**What is expected**. Find the lines holding the string "causas" in the data, then copy all of them.

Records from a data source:
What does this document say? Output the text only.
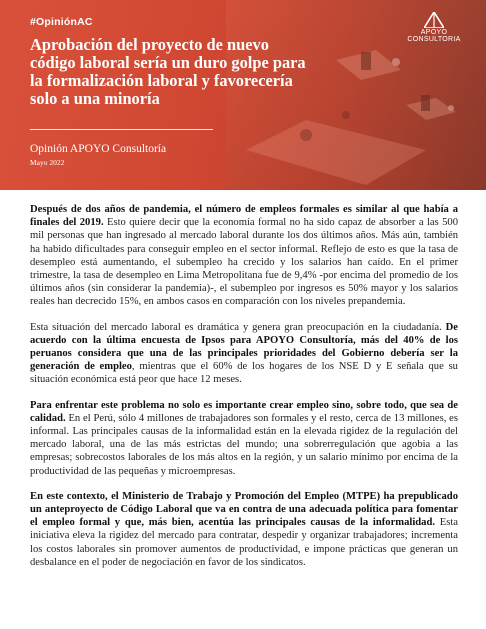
#OpiniónAC
APOYO
CONSULTORIA
Aprobación del proyecto de nuevo código laboral sería un duro golpe para la formalización laboral y favorecería solo a una minoría
Opinión APOYO Consultoría
Mayo 2022

Después de dos años de pandemia, el número de empleos formales es similar al que había a finales del 2019. Esto quiere decir que la economía formal no ha sido capaz de absorber a las 500 mil personas que han ingresado al mercado laboral durante los dos últimos años. Más aún, también ha habido dificultades para conseguir empleo en el sector informal. Reflejo de esto es que la tasa de desempleo está aumentando, el subempleo ha crecido y los salarios han caído. En el primer trimestre, la tasa de desempleo en Lima Metropolitana fue de 9,4% -por encima del promedio de los últimos años (sin considerar la pandemia)-, el subempleo por ingresos es 50% mayor y los salarios reales han decrecido 15%, en ambos casos en comparación con los niveles prepandemia.

Esta situación del mercado laboral es dramática y genera gran preocupación en la ciudadanía. De acuerdo con la última encuesta de Ipsos para APOYO Consultoría, más del 40% de los peruanos considera que una de las principales prioridades del Gobierno debería ser la generación de empleo, mientras que el 60% de los hogares de los NSE D y E señala que su situación económica está peor que hace 12 meses.

Para enfrentar este problema no solo es importante crear empleo sino, sobre todo, que sea de calidad. En el Perú, sólo 4 millones de trabajadores son formales y el resto, cerca de 13 millones, es informal. Las principales causas de la informalidad están en la elevada rigidez de la regulación del mercado laboral, una de las más estrictas del mundo; una sobrerregulación que agobia a las empresas; sobrecostos laborales de los más altos en la región, y un salario mínimo por encima de la productividad de las pequeñas y microempresas.

En este contexto, el Ministerio de Trabajo y Promoción del Empleo (MTPE) ha prepublicado un anteproyecto de Código Laboral que va en contra de una adecuada política para fomentar el empleo formal y que, más bien, acentúa las principales causas de la informalidad. Esta iniciativa eleva la rigidez del mercado para contratar, despedir y organizar trabajadores; incrementa los costos laborales sin promover aumentos de productividad, e impone prácticas que generan un desbalance en el poder de negociación en favor de los sindicatos.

**Task output**.
Para enfrentar este problema no solo es importante crear empleo sino, sobre todo, que sea de calidad. En el Perú, sólo 4 millones de trabajadores son formales y el resto, cerca de 13 millones, es informal. Las principales causas de la informalidad están en la elevada rigidez de la regulación del mercado laboral, una de las más estrictas del mundo; una sobrerregulación que agobia a las empresas; sobrecostos laborales de los más altos en la región, y un salario mínimo por encima de la productividad de las pequeñas y microempresas.
En este contexto, el Ministerio de Trabajo y Promoción del Empleo (MTPE) ha prepublicado un anteproyecto de Código Laboral que va en contra de una adecuada política para fomentar el empleo formal y que, más bien, acentúa las principales causas de la informalidad. Esta iniciativa eleva la rigidez del mercado para contratar, despedir y organizar trabajadores; incrementa los costos laborales sin promover aumentos de productividad, e impone prácticas que generan un desbalance en el poder de negociación en favor de los sindicatos.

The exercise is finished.